| Problem |
Work out how many lines in the entries contain the string "this", and give nothing but that number.

Stored items:

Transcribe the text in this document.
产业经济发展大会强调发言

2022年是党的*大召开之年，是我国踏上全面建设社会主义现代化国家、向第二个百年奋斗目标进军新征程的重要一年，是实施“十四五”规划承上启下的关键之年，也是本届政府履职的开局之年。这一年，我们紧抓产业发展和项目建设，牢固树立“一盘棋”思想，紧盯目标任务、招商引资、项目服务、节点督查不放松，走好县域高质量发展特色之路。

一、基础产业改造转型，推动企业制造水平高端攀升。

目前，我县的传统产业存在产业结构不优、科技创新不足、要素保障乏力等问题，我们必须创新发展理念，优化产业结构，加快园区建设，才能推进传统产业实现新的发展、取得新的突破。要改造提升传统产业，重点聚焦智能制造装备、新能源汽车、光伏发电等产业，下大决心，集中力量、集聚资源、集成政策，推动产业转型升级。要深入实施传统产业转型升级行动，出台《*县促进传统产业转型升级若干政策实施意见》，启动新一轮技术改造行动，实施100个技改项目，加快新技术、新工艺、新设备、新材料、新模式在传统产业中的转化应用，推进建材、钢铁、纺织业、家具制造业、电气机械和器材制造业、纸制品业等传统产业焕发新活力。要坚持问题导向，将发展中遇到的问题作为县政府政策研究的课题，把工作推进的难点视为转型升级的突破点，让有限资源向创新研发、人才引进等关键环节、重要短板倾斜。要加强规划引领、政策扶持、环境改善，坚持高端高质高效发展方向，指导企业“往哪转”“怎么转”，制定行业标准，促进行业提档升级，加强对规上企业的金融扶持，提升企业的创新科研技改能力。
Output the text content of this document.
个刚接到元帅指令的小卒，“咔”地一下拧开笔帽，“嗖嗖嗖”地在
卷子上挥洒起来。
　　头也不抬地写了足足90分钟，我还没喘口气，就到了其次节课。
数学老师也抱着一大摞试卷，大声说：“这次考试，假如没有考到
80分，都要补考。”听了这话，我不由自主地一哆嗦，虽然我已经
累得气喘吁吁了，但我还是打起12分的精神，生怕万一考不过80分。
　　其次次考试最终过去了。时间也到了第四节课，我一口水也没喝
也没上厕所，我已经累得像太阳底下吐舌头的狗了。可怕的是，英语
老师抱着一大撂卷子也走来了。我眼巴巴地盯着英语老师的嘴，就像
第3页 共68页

| Complete response |
2